> _TASK STATEMENT_: Run through the records and, wherever a line holds the word "Greek", return that line.

> _EXERCISE DATA_:
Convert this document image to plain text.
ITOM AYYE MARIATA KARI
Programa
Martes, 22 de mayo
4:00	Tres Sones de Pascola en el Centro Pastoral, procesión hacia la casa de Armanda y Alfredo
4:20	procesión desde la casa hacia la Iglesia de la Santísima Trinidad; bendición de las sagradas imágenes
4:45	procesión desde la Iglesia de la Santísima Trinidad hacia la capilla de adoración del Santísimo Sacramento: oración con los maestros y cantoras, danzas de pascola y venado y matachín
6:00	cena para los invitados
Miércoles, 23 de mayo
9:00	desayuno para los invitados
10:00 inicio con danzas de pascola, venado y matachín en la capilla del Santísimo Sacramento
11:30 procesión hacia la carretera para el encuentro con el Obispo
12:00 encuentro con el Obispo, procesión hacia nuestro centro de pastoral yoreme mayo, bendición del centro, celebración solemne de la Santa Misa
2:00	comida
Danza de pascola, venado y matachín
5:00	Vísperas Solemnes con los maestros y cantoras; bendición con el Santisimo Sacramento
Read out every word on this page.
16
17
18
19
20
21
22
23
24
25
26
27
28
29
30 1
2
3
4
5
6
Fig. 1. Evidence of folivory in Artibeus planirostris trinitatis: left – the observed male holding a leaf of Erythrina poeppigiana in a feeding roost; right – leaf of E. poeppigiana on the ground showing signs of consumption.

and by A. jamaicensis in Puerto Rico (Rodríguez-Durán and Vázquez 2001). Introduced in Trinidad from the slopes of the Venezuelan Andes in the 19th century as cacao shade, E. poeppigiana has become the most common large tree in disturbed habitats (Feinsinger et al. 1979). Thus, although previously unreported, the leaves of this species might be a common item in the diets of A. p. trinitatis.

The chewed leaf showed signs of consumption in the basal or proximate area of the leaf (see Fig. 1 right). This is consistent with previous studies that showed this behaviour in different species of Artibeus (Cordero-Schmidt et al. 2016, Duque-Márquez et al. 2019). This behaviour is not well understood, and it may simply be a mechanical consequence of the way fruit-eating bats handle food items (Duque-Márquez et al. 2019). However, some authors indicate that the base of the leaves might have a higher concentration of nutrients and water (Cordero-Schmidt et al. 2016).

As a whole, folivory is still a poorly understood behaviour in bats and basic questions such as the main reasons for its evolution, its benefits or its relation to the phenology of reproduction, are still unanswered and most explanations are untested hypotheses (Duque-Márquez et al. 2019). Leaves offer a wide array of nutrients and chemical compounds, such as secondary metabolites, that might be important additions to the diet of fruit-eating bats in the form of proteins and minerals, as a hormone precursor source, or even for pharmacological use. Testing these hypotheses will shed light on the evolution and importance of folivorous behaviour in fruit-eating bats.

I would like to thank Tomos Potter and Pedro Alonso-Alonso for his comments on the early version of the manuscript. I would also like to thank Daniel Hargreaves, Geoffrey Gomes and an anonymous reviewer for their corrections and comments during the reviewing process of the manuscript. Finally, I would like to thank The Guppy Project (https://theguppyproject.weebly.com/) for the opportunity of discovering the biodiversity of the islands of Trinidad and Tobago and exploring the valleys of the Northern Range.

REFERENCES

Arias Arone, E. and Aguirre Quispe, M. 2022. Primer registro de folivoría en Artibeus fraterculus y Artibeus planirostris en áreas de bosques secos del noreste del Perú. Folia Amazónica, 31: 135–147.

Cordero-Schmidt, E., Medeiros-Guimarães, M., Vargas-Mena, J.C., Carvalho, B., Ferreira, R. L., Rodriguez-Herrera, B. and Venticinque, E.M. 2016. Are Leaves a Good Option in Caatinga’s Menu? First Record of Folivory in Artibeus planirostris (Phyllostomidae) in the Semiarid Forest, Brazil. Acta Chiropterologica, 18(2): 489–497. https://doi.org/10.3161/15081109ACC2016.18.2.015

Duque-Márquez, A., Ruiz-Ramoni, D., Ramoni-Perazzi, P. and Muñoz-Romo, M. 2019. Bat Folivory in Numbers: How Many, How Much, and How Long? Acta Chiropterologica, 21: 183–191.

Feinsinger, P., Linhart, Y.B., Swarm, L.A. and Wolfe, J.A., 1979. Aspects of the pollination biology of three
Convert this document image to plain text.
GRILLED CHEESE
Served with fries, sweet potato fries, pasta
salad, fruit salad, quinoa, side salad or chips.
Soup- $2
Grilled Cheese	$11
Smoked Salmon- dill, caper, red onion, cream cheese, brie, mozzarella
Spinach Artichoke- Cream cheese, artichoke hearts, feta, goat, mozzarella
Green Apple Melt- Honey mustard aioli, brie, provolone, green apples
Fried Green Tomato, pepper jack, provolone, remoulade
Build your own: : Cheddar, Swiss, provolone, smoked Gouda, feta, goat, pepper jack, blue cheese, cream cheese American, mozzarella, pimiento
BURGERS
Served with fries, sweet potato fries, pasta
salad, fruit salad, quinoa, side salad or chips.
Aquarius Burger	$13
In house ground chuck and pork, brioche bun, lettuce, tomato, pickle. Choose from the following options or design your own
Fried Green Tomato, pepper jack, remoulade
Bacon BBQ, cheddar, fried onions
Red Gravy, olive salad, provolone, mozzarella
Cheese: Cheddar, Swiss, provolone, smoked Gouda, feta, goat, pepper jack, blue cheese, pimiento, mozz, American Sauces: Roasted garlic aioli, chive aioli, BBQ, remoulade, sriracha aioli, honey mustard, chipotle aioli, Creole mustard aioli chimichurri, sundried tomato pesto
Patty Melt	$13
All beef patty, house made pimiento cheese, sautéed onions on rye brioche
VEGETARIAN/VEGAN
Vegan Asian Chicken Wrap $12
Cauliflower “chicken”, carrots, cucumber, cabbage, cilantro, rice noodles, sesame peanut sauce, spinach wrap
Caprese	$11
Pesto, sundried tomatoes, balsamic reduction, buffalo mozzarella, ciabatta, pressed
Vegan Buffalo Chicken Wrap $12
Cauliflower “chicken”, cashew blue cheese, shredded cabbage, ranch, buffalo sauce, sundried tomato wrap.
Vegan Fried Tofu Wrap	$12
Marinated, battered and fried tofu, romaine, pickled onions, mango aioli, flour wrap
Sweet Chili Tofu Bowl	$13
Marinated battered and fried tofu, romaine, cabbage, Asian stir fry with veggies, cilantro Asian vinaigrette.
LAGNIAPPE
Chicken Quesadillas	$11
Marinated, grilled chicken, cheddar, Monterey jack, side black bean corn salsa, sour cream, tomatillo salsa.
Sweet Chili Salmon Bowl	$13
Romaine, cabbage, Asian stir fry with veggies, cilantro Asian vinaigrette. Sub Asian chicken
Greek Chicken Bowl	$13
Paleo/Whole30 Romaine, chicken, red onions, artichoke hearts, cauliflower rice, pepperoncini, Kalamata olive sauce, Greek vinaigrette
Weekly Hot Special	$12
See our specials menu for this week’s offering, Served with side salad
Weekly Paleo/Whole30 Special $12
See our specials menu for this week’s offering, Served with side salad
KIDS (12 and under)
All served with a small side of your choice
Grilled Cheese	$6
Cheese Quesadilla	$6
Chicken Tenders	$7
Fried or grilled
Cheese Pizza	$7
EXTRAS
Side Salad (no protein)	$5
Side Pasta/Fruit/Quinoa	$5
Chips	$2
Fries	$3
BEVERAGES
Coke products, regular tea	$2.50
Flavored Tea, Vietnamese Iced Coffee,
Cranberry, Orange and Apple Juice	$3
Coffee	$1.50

> _ANSWER SPACE_:
Greek Chicken Bowl	$13
Paleo/Whole30 Romaine, chicken, red onions, artichoke hearts, cauliflower rice, pepperoncini, Kalamata olive sauce, Greek vinaigrette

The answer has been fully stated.